**REQUIRED TASK**
Lines containing the string "title" are to be counted; report only how many there are.

**SUPPLIED RECORDS**
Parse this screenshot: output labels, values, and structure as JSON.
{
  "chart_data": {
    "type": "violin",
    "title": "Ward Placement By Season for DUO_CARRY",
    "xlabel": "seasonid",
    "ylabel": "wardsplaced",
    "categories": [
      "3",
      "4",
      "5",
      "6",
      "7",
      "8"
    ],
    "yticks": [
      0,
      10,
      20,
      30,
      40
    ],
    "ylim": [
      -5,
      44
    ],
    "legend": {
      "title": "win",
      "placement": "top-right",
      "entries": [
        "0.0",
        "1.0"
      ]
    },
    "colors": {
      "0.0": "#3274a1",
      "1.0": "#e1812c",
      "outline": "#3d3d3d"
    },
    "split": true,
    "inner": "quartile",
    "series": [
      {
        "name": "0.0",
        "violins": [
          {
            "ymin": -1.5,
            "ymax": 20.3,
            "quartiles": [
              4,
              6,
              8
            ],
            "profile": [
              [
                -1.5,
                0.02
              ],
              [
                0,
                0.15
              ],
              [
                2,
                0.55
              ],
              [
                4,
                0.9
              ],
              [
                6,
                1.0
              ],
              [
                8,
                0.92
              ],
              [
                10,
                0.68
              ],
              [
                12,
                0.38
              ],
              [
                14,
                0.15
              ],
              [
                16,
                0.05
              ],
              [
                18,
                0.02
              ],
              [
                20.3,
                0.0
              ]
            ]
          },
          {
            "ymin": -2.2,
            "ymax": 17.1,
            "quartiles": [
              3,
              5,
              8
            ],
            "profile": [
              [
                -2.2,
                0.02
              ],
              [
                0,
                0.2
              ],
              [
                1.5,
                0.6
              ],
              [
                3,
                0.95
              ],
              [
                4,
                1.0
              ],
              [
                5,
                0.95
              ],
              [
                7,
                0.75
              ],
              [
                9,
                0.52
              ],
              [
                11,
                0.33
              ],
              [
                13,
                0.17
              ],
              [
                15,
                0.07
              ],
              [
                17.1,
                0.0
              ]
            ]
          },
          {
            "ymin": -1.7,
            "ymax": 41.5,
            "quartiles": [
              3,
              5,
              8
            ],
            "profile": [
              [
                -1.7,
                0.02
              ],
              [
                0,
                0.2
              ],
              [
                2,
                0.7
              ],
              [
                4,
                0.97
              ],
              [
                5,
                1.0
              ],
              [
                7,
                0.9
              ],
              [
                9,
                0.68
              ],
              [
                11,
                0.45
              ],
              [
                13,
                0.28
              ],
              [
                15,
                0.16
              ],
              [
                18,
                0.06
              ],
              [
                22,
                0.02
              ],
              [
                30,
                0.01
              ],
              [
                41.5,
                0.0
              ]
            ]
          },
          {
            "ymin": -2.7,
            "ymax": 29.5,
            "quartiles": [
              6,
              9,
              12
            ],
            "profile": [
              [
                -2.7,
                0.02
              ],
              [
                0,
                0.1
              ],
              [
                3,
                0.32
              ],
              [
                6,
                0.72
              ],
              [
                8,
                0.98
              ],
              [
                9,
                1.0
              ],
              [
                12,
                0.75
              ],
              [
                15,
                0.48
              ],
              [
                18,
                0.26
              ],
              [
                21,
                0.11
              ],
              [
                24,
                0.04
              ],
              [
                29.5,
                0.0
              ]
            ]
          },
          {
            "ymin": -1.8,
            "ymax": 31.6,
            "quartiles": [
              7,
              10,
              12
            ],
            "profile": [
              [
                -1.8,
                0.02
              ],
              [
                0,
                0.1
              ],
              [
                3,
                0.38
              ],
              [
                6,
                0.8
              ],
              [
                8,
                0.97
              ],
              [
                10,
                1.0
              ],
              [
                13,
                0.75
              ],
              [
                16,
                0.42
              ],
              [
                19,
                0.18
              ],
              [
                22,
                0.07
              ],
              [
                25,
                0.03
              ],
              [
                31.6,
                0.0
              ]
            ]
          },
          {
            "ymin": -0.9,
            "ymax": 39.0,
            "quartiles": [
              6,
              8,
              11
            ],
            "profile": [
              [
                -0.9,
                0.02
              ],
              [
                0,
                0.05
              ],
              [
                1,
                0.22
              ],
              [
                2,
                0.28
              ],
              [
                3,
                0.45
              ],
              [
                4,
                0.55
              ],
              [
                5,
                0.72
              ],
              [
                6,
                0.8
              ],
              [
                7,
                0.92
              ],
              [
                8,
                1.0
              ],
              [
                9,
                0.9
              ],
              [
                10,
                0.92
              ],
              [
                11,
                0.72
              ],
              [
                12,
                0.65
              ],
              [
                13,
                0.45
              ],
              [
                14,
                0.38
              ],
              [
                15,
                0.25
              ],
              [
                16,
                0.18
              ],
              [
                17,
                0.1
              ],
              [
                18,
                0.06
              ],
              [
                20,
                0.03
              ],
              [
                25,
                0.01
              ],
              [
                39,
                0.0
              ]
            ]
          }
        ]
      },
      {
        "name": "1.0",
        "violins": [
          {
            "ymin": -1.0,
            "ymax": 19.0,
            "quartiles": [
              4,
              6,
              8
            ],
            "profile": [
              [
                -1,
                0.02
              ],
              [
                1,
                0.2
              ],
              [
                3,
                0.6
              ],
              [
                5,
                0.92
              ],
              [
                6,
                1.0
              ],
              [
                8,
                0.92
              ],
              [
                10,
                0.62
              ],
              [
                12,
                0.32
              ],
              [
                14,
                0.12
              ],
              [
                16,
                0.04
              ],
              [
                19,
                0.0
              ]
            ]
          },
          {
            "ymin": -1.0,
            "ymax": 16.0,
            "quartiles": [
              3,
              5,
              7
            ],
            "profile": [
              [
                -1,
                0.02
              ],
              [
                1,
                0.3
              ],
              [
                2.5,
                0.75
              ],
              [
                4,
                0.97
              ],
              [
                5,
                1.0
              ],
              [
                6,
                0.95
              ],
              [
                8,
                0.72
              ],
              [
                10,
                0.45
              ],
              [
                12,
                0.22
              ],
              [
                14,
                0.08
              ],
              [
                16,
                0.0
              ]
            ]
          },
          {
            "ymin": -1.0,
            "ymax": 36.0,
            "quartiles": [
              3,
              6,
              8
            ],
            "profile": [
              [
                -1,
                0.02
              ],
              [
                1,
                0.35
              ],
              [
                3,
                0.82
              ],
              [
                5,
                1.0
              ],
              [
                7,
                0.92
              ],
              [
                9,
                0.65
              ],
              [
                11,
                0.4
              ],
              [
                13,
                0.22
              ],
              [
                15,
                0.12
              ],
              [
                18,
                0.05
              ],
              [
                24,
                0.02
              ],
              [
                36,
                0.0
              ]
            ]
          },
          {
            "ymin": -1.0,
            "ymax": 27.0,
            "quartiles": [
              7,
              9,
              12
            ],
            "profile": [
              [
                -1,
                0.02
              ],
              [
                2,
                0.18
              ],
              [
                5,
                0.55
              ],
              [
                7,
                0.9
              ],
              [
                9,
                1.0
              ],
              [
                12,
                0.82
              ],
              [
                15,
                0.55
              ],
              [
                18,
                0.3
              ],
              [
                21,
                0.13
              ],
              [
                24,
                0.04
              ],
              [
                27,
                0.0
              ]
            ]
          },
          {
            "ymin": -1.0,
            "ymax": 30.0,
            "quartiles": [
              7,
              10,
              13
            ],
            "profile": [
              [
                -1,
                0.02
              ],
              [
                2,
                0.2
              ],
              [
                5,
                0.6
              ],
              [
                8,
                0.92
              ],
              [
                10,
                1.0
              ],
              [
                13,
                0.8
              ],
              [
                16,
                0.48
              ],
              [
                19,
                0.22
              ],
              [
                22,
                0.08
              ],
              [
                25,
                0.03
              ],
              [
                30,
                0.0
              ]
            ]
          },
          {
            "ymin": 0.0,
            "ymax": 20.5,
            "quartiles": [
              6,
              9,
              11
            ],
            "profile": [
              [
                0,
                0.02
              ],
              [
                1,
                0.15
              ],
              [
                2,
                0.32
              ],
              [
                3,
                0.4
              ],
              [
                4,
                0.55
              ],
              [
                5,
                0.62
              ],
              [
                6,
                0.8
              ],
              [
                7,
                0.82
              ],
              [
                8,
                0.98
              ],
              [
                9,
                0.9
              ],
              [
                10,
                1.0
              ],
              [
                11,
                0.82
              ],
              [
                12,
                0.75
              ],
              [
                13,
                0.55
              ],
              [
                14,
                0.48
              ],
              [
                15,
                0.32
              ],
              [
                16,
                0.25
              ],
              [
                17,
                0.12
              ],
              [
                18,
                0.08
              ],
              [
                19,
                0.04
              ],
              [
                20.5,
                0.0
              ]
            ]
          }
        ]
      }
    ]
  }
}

---

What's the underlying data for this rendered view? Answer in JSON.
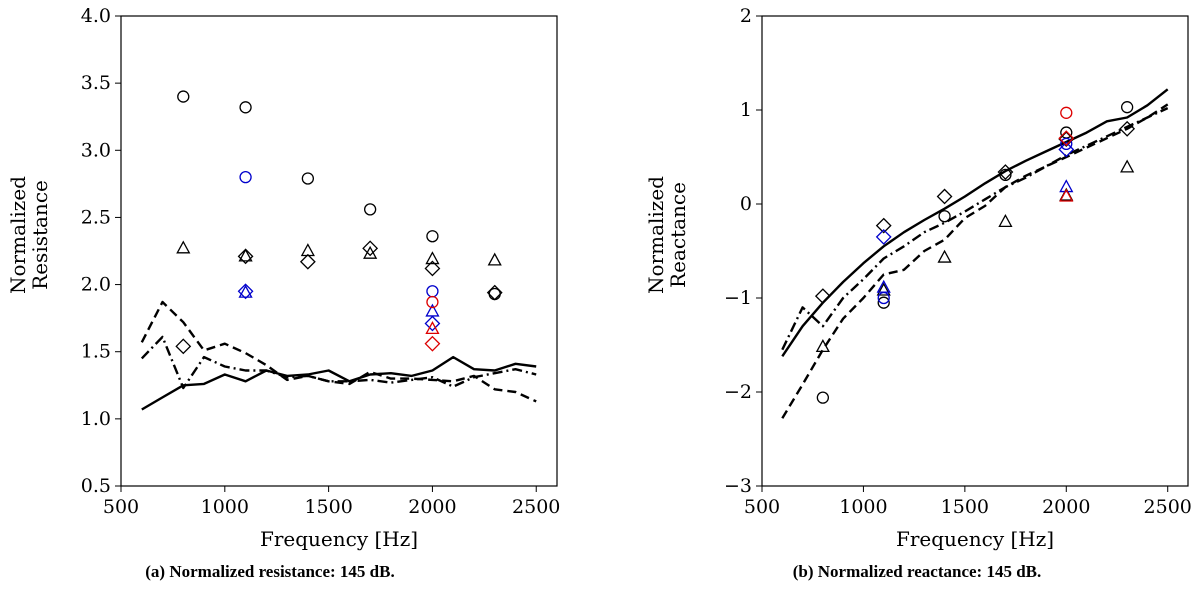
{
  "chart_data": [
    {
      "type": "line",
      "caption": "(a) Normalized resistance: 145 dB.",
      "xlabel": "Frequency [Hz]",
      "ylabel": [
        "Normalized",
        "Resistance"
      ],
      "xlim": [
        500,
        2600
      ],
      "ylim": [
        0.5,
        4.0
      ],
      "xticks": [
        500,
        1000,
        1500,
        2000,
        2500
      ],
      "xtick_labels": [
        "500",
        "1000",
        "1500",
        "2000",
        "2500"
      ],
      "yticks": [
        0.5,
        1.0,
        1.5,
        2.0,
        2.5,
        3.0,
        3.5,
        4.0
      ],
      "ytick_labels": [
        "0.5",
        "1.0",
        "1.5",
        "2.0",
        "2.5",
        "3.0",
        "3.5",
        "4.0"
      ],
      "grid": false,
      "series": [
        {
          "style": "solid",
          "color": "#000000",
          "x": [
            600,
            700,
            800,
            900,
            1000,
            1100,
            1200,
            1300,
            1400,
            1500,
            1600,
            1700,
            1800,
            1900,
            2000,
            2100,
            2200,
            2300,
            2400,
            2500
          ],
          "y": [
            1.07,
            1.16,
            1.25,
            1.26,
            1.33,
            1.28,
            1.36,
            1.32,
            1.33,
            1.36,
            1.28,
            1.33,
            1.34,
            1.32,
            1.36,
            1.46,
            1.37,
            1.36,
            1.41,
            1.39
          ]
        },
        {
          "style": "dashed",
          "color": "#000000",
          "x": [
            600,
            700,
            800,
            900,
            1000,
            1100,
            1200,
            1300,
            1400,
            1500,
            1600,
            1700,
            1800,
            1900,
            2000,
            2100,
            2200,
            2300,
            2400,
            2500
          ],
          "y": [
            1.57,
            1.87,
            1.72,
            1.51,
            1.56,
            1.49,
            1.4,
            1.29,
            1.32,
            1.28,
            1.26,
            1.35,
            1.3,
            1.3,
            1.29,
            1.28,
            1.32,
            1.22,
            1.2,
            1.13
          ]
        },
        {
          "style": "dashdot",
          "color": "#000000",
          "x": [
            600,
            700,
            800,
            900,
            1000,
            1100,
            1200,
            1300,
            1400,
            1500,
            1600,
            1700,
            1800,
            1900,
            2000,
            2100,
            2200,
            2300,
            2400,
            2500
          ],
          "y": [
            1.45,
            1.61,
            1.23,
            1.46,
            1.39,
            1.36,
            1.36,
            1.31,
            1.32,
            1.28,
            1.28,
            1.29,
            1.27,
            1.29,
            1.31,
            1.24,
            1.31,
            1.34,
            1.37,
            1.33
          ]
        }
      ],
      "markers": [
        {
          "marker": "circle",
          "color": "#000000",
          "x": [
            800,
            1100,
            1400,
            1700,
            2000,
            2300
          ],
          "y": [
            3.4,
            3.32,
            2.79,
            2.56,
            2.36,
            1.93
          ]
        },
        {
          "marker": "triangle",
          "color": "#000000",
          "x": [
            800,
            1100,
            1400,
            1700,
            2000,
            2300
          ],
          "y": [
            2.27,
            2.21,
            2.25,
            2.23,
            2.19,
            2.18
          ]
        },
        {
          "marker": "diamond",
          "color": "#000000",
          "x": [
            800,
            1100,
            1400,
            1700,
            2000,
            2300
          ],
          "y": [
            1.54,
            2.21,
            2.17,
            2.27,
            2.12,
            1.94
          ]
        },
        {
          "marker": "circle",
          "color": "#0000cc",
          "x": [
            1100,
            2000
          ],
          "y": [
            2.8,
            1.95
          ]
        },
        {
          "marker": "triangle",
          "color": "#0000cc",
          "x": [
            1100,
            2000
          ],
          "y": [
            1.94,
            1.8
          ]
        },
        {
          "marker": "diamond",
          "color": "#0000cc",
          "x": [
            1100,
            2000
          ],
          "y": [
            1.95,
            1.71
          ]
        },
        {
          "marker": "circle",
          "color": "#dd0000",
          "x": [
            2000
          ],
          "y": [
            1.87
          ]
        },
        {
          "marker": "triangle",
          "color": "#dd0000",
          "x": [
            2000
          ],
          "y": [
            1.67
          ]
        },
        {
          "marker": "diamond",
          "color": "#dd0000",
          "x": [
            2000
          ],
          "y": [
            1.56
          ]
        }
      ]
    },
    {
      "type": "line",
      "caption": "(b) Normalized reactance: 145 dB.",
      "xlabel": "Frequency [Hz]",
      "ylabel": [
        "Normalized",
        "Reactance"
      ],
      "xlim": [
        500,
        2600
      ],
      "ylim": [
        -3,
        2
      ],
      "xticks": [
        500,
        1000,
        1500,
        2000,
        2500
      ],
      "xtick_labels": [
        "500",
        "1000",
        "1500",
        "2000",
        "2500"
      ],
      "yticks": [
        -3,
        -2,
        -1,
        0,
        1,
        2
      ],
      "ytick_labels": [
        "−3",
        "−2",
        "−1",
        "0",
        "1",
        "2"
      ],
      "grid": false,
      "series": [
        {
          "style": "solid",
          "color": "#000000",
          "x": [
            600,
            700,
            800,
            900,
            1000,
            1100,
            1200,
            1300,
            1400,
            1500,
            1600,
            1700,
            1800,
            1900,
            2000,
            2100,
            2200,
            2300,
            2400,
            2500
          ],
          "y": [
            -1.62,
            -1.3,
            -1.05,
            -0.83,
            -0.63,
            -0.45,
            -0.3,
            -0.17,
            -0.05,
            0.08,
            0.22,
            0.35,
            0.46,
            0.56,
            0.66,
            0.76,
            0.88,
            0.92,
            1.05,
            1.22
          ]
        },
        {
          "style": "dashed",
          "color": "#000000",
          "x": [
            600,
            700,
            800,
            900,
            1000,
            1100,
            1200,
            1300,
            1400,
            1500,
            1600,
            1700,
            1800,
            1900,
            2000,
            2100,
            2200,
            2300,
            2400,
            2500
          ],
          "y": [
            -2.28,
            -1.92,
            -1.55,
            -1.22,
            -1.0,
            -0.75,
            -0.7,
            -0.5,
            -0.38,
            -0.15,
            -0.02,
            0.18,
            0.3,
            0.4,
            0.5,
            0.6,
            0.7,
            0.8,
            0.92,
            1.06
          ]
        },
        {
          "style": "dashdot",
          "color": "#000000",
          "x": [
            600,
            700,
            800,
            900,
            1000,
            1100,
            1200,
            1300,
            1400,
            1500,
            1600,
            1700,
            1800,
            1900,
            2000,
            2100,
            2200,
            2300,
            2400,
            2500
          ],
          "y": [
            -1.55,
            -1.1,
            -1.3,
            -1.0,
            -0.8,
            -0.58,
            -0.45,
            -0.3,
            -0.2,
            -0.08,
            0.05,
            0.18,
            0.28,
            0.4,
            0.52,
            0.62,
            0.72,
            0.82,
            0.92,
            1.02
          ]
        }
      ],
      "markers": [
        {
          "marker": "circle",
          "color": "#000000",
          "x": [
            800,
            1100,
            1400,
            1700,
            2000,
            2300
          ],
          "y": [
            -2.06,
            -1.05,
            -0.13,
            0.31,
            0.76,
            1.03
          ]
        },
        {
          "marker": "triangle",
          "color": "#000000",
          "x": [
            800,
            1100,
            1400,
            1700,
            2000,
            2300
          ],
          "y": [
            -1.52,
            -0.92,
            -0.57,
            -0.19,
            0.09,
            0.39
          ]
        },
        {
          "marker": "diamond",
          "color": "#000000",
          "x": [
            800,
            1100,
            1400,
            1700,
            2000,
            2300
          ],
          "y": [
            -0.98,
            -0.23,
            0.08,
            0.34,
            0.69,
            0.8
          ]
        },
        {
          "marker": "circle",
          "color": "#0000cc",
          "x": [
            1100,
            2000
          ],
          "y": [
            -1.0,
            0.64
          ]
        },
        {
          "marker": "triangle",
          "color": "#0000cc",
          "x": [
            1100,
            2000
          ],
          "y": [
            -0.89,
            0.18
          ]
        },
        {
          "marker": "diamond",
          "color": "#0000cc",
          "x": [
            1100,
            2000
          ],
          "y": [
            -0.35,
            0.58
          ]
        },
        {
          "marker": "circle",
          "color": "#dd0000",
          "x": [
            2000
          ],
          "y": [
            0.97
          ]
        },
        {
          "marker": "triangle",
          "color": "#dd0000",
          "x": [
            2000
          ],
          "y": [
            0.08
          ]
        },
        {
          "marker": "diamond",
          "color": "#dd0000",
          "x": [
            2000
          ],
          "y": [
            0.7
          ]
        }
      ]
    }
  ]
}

**THE RESPONSE**
2